# DATA SUPPLIED start

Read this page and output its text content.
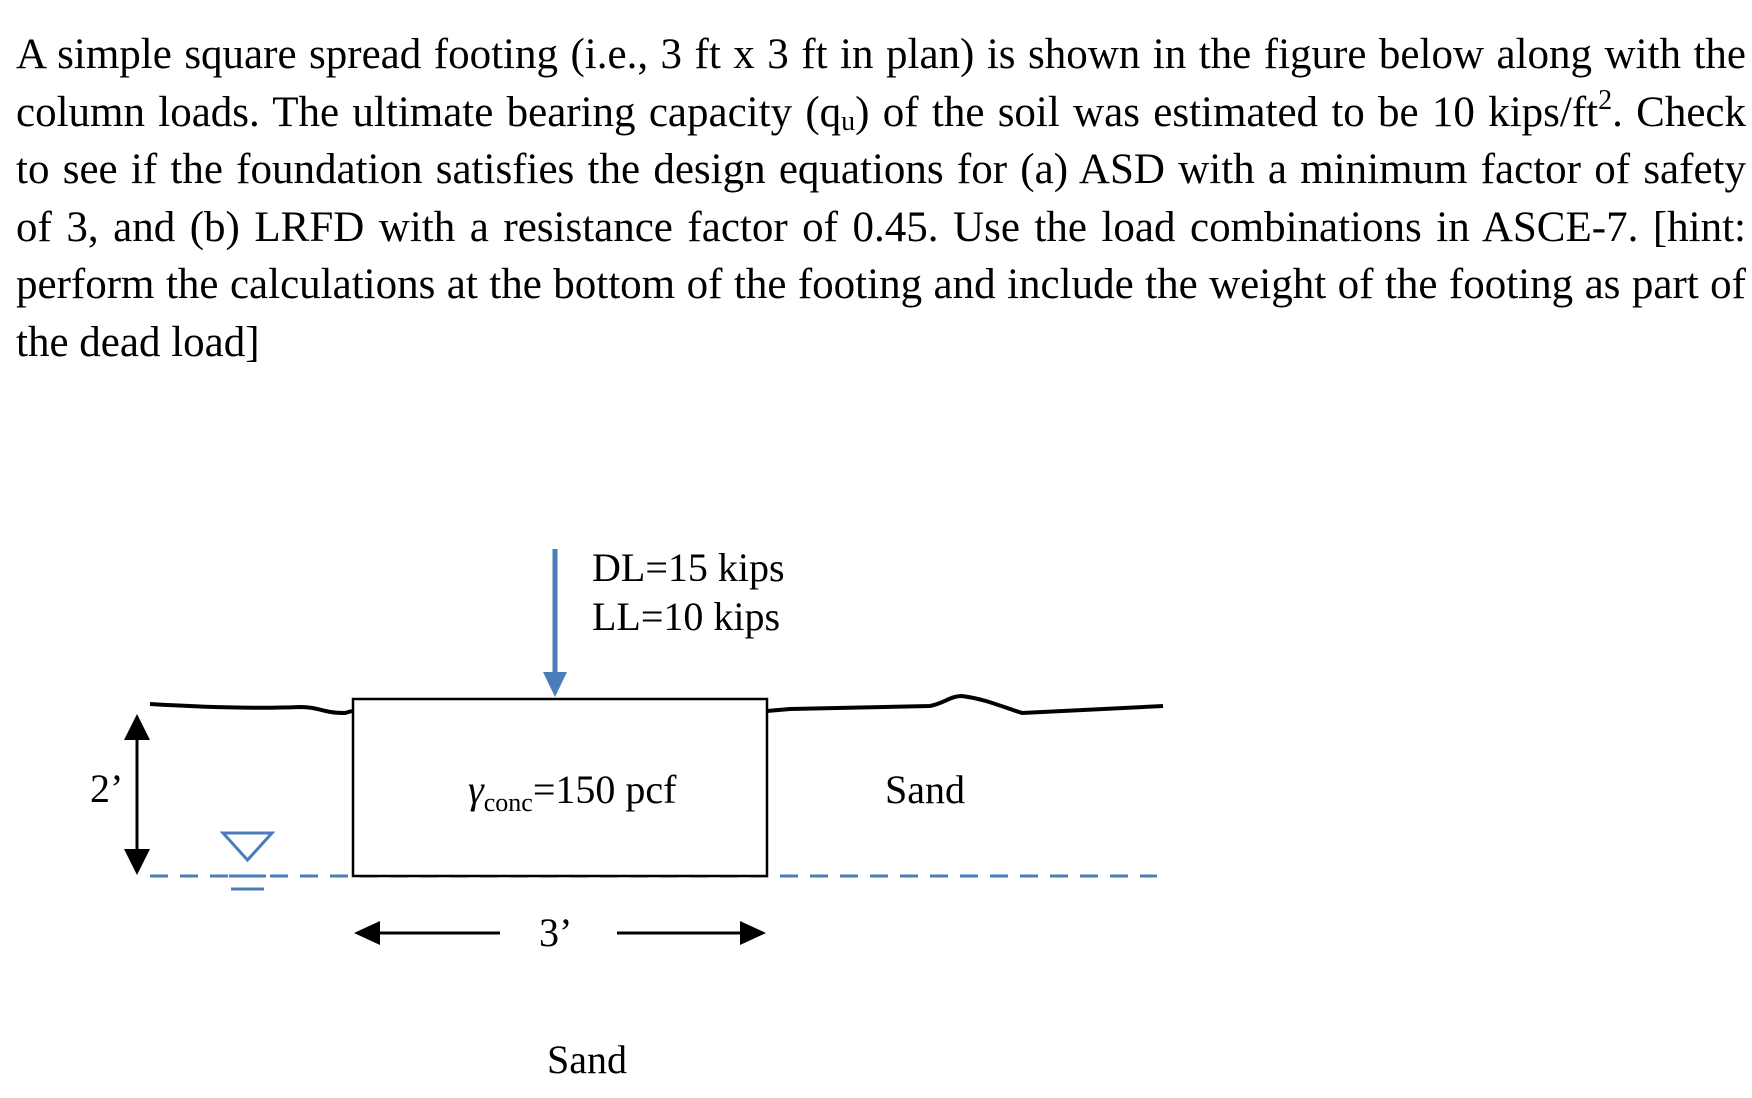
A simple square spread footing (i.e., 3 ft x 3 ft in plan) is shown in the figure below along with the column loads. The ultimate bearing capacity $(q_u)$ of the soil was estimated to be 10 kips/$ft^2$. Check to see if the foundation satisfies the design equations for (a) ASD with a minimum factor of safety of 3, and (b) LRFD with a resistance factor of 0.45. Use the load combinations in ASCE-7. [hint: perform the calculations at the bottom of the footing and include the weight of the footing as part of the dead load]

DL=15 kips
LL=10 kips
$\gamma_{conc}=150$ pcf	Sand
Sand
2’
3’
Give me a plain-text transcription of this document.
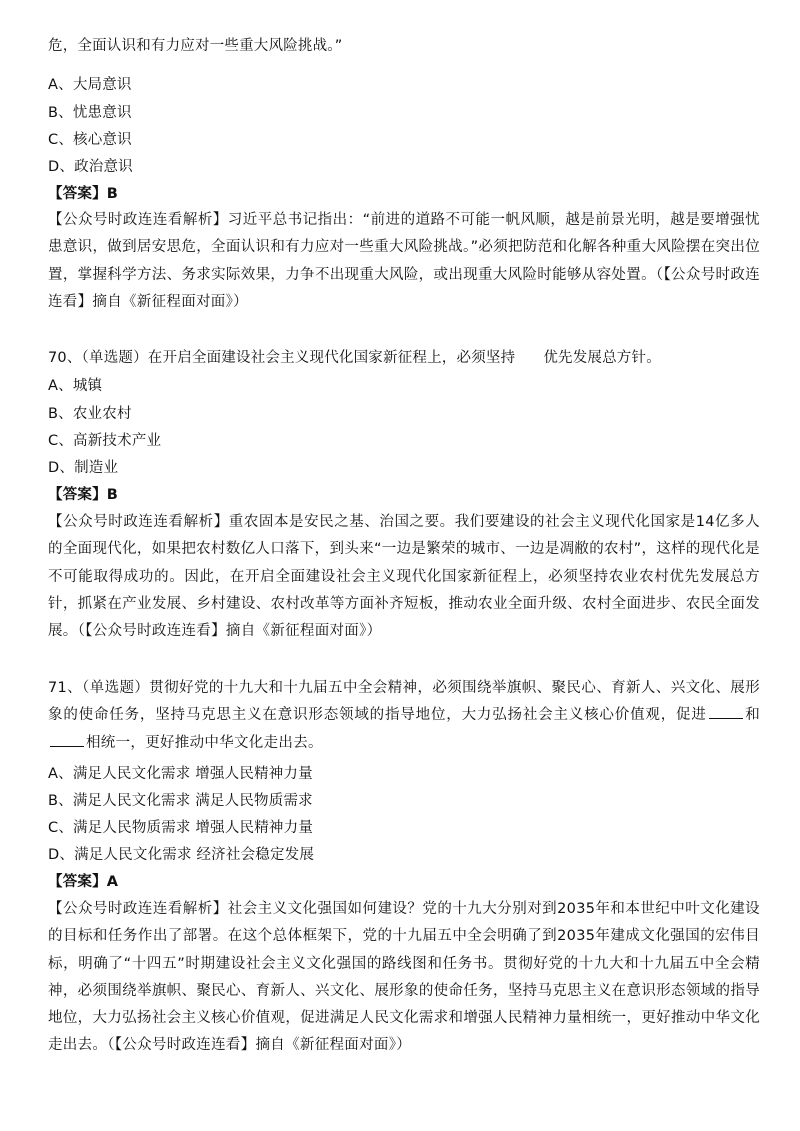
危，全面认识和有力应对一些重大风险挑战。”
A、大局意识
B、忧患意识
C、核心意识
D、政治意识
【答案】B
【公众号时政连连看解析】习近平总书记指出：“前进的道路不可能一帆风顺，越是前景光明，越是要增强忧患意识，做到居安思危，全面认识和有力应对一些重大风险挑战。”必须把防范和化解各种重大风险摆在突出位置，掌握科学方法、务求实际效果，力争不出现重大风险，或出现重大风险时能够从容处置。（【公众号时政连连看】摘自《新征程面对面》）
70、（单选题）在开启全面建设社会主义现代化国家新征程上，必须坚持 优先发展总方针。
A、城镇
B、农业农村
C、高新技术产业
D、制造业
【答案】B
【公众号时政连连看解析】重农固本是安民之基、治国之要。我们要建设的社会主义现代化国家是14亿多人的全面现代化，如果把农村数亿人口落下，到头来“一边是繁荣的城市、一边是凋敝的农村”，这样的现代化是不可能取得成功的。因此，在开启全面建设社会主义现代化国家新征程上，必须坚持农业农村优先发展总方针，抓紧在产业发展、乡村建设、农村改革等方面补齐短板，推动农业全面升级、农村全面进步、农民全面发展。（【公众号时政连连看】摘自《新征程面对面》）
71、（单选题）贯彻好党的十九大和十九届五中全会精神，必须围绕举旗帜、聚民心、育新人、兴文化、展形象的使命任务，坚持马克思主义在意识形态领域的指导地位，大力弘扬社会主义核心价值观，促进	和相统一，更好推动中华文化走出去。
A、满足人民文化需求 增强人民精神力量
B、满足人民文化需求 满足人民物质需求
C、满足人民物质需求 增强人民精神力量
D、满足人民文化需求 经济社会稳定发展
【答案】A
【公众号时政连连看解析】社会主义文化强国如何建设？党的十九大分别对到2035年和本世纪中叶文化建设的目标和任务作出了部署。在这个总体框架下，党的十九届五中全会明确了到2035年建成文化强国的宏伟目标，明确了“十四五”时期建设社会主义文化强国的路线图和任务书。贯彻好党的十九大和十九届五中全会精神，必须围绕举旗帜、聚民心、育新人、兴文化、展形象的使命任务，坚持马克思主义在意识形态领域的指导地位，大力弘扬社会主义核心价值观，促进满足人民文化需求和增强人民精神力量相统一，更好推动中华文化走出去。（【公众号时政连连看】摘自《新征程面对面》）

# DATA SUPPLIED end
# DATA SUPPLIED start

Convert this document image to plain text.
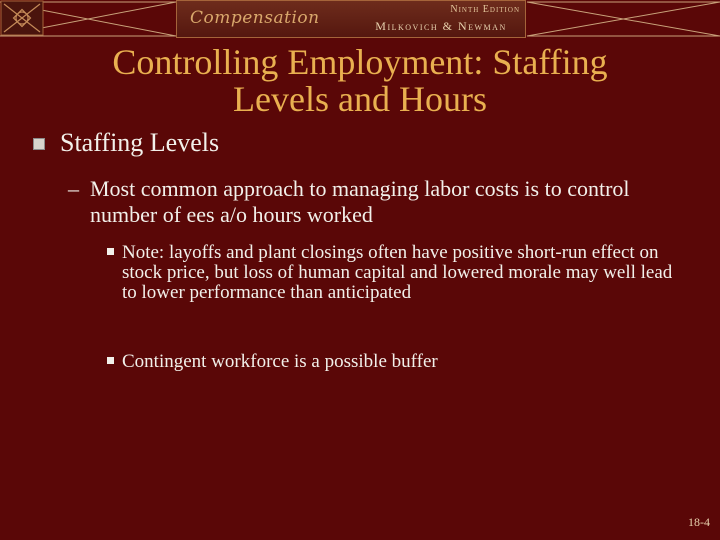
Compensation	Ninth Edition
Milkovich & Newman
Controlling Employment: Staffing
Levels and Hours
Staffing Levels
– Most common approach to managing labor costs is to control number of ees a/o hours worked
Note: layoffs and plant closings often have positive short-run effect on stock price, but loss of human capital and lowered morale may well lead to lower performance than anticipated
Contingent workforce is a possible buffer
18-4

# DATA SUPPLIED end

Take every line from the data that contains the word "展形象的使命任务".

RESPONSE TO THE TASK:
71、（单选题）贯彻好党的十九大和十九届五中全会精神，必须围绕举旗帜、聚民心、育新人、兴文化、展形象的使命任务，坚持马克思主义在意识形态领域的指导地位，大力弘扬社会主义核心价值观，促进	和相统一，更好推动中华文化走出去。
【公众号时政连连看解析】社会主义文化强国如何建设？党的十九大分别对到2035年和本世纪中叶文化建设的目标和任务作出了部署。在这个总体框架下，党的十九届五中全会明确了到2035年建成文化强国的宏伟目标，明确了“十四五”时期建设社会主义文化强国的路线图和任务书。贯彻好党的十九大和十九届五中全会精神，必须围绕举旗帜、聚民心、育新人、兴文化、展形象的使命任务，坚持马克思主义在意识形态领域的指导地位，大力弘扬社会主义核心价值观，促进满足人民文化需求和增强人民精神力量相统一，更好推动中华文化走出去。（【公众号时政连连看】摘自《新征程面对面》）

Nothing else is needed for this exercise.